• AIM: Your answer should be a single number: how many lines in the data below hold the string "przez".

• SUPPLIED DATA:
# # #

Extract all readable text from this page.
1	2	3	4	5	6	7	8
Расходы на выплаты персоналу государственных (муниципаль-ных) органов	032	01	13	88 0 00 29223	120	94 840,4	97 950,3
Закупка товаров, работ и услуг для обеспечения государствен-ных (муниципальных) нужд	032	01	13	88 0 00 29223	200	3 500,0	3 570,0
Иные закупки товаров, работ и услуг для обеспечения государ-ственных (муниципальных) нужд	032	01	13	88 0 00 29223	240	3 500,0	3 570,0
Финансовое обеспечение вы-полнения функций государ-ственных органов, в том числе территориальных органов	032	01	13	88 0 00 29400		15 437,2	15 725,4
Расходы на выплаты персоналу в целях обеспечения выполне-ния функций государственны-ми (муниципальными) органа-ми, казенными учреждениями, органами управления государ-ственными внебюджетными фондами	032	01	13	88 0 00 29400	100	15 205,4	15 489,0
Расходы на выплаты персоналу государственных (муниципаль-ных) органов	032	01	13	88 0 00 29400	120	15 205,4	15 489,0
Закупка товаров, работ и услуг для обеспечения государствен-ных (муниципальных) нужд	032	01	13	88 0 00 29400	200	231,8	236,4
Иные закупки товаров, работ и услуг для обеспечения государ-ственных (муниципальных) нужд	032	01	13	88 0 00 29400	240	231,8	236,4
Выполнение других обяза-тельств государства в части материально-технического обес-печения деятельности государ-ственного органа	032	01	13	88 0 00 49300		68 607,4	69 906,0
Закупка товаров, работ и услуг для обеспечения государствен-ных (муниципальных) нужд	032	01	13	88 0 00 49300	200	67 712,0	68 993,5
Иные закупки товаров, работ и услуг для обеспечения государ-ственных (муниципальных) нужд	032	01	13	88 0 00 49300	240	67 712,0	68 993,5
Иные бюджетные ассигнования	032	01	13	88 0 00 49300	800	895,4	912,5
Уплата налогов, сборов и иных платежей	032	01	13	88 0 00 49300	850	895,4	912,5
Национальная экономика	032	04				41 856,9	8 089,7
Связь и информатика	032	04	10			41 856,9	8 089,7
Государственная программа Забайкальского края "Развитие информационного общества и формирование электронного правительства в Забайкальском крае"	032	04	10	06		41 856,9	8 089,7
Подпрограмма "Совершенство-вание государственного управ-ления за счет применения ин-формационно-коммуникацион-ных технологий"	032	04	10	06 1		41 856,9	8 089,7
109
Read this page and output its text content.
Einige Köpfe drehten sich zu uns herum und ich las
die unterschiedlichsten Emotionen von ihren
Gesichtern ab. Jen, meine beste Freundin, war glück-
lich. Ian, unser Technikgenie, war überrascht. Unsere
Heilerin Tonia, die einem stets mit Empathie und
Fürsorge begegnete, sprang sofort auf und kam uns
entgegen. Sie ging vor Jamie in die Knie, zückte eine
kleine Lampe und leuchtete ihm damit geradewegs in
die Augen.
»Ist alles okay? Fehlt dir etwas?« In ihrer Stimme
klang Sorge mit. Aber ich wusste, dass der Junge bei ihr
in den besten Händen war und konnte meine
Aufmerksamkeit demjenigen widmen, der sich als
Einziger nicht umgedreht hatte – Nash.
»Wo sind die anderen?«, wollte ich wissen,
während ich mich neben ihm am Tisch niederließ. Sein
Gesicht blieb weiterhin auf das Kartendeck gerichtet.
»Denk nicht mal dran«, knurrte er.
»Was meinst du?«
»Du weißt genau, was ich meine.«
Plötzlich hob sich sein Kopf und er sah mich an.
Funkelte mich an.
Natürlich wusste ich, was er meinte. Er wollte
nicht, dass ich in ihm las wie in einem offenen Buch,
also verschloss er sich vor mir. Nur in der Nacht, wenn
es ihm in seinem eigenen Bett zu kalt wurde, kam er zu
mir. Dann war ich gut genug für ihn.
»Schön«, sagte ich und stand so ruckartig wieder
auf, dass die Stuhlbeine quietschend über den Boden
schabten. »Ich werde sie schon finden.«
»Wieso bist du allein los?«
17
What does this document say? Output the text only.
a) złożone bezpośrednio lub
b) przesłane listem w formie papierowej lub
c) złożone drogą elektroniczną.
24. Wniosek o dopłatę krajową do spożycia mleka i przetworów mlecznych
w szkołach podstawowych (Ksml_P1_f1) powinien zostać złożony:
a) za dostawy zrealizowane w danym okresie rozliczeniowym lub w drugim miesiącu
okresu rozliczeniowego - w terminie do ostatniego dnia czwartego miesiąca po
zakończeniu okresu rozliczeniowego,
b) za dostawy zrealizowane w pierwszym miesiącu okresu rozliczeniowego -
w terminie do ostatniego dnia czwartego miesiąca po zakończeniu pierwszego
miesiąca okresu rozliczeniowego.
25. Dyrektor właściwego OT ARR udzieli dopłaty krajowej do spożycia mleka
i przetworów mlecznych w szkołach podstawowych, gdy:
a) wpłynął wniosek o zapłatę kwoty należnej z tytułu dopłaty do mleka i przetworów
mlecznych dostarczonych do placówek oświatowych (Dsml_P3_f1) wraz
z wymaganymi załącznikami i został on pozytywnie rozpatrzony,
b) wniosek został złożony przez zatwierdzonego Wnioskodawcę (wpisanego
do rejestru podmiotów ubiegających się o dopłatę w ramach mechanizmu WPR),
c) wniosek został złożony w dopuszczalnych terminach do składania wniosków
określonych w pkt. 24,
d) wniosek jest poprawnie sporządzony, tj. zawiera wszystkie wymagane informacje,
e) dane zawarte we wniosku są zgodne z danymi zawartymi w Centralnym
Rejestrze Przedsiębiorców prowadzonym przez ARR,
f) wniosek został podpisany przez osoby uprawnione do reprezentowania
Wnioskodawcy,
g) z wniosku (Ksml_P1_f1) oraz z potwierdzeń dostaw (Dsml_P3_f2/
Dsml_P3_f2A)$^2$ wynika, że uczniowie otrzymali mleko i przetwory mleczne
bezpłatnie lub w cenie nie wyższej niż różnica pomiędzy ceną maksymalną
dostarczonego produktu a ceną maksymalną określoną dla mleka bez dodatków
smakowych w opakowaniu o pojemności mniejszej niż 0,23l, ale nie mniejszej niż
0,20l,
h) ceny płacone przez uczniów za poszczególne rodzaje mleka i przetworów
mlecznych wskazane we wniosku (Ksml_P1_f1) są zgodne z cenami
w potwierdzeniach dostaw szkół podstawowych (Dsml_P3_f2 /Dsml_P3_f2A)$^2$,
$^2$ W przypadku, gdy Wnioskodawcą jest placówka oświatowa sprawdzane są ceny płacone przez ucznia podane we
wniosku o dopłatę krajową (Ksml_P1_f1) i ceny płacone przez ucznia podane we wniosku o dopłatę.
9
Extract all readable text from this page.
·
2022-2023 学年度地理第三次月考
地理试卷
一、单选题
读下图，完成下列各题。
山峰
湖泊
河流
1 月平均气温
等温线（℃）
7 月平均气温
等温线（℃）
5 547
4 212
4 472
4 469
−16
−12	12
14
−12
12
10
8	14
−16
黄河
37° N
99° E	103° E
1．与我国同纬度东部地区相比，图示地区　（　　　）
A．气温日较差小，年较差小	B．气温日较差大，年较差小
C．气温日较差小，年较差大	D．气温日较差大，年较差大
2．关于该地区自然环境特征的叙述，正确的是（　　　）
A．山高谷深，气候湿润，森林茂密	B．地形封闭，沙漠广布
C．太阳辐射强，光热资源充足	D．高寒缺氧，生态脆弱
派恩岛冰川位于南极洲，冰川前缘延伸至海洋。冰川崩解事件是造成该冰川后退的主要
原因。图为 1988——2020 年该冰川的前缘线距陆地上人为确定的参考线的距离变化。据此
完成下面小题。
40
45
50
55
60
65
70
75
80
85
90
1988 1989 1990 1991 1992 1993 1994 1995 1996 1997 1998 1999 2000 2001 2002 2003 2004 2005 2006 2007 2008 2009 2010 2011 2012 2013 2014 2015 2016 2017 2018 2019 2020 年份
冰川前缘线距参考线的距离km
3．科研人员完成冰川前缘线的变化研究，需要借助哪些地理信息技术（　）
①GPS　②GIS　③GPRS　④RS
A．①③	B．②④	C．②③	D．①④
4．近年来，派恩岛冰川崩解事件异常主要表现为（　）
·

# # #

• THE SOLUTION: 6